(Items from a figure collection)
[BEGIN]

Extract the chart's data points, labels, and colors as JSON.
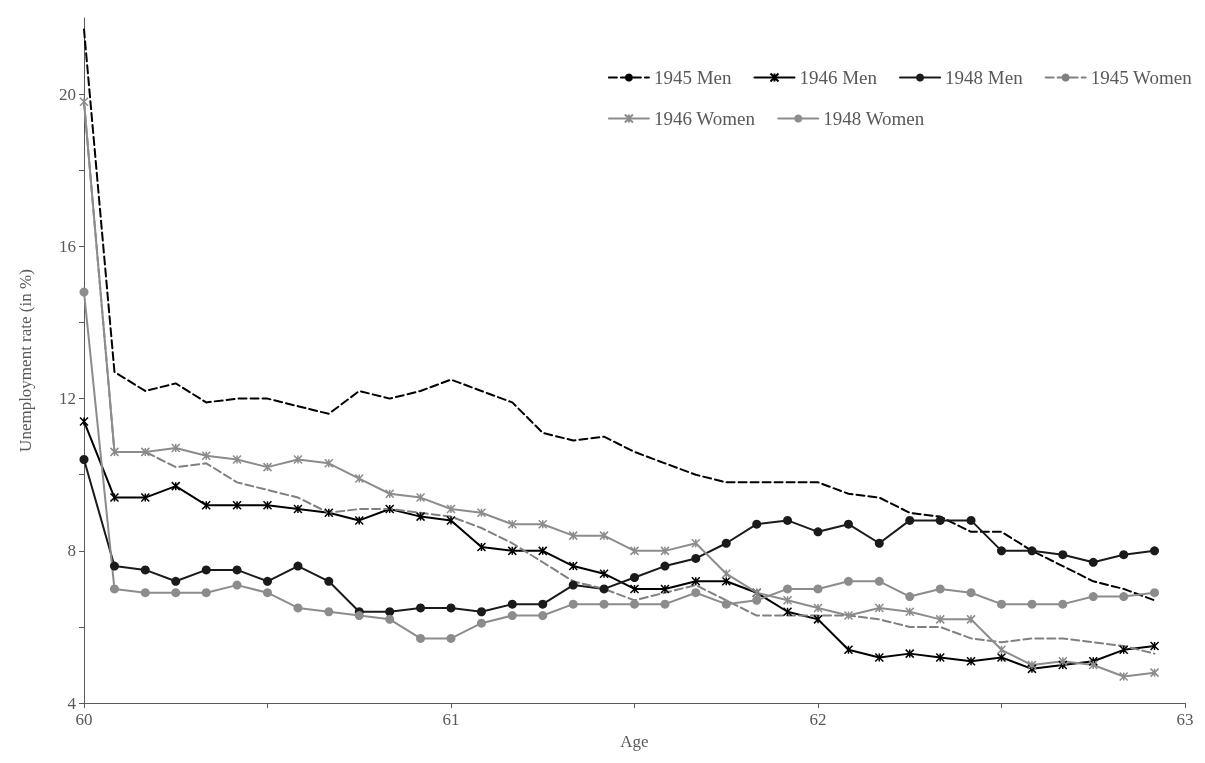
{
  "chart_data": {
    "type": "line",
    "xlabel": "Age",
    "ylabel": "Unemployment rate (in %)",
    "x": [
      60,
      60.083,
      60.167,
      60.25,
      60.333,
      60.417,
      60.5,
      60.583,
      60.667,
      60.75,
      60.833,
      60.917,
      61,
      61.083,
      61.167,
      61.25,
      61.333,
      61.417,
      61.5,
      61.583,
      61.667,
      61.75,
      61.833,
      61.917,
      62,
      62.083,
      62.167,
      62.25,
      62.333,
      62.417,
      62.5,
      62.583,
      62.667,
      62.75,
      62.833,
      62.917
    ],
    "series": [
      {
        "name": "1945 Men",
        "color": "#000000",
        "line_style": "dashed",
        "marker": "none",
        "values": [
          21.7,
          12.7,
          12.2,
          12.4,
          11.9,
          12,
          12,
          11.8,
          11.6,
          12.2,
          12,
          12.2,
          12.5,
          12.2,
          11.9,
          11.1,
          10.9,
          11,
          10.6,
          10.3,
          10,
          9.8,
          9.8,
          9.8,
          9.8,
          9.5,
          9.4,
          9,
          8.9,
          8.5,
          8.5,
          8,
          7.6,
          7.2,
          7,
          6.7
        ]
      },
      {
        "name": "1946 Men",
        "color": "#000000",
        "line_style": "solid",
        "marker": "cross",
        "values": [
          11.4,
          9.4,
          9.4,
          9.7,
          9.2,
          9.2,
          9.2,
          9.1,
          9,
          8.8,
          9.1,
          8.9,
          8.8,
          8.1,
          8,
          8,
          7.6,
          7.4,
          7,
          7,
          7.2,
          7.2,
          6.9,
          6.4,
          6.2,
          5.4,
          5.2,
          5.3,
          5.2,
          5.1,
          5.2,
          4.9,
          5,
          5.1,
          5.4,
          5.5
        ]
      },
      {
        "name": "1948 Men",
        "color": "#1a1a1a",
        "line_style": "solid",
        "marker": "circle",
        "values": [
          10.4,
          7.6,
          7.5,
          7.2,
          7.5,
          7.5,
          7.2,
          7.6,
          7.2,
          6.4,
          6.4,
          6.5,
          6.5,
          6.4,
          6.6,
          6.6,
          7.1,
          7,
          7.3,
          7.6,
          7.8,
          8.2,
          8.7,
          8.8,
          8.5,
          8.7,
          8.2,
          8.8,
          8.8,
          8.8,
          8,
          8,
          7.9,
          7.7,
          7.9,
          8
        ]
      },
      {
        "name": "1945 Women",
        "color": "#808080",
        "line_style": "dashed",
        "marker": "none",
        "values": [
          19.8,
          10.6,
          10.6,
          10.2,
          10.3,
          9.8,
          9.6,
          9.4,
          9,
          9.1,
          9.1,
          9,
          8.9,
          8.6,
          8.2,
          7.7,
          7.2,
          7,
          6.7,
          6.9,
          7.1,
          6.7,
          6.3,
          6.3,
          6.3,
          6.3,
          6.2,
          6,
          6,
          5.7,
          5.6,
          5.7,
          5.7,
          5.6,
          5.5,
          5.3
        ]
      },
      {
        "name": "1946 Women",
        "color": "#8c8c8c",
        "line_style": "solid",
        "marker": "cross",
        "values": [
          19.8,
          10.6,
          10.6,
          10.7,
          10.5,
          10.4,
          10.2,
          10.4,
          10.3,
          9.9,
          9.5,
          9.4,
          9.1,
          9,
          8.7,
          8.7,
          8.4,
          8.4,
          8,
          8,
          8.2,
          7.4,
          6.9,
          6.7,
          6.5,
          6.3,
          6.5,
          6.4,
          6.2,
          6.2,
          5.4,
          5,
          5.1,
          5,
          4.7,
          4.8
        ]
      },
      {
        "name": "1948 Women",
        "color": "#8c8c8c",
        "line_style": "solid",
        "marker": "circle",
        "values": [
          14.8,
          7,
          6.9,
          6.9,
          6.9,
          7.1,
          6.9,
          6.5,
          6.4,
          6.3,
          6.2,
          5.7,
          5.7,
          6.1,
          6.3,
          6.3,
          6.6,
          6.6,
          6.6,
          6.6,
          6.9,
          6.6,
          6.7,
          7,
          7,
          7.2,
          7.2,
          6.8,
          7,
          6.9,
          6.6,
          6.6,
          6.6,
          6.8,
          6.8,
          6.9
        ]
      }
    ],
    "xlim": [
      60,
      63
    ],
    "xticks": [
      60,
      {
        "value": 60.5,
        "label": null
      },
      61,
      {
        "value": 61.5,
        "label": null
      },
      62,
      {
        "value": 62.5,
        "label": null
      },
      63
    ],
    "ylim": [
      4,
      22
    ],
    "yticks": [
      4,
      {
        "value": 6,
        "label": null
      },
      8,
      {
        "value": 10,
        "label": null
      },
      12,
      {
        "value": 14,
        "label": null
      },
      16,
      {
        "value": 18,
        "label": null
      },
      20
    ],
    "grid": false,
    "legend": "top right"
  }
}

[END]

Task description: Scan the material above. Copy each line that holds the word "name".

Solution to this exercise:
        "name": "1945 Men",
        "name": "1946 Men",
        "name": "1948 Men",
        "name": "1945 Women",
        "name": "1946 Women",
        "name": "1948 Women",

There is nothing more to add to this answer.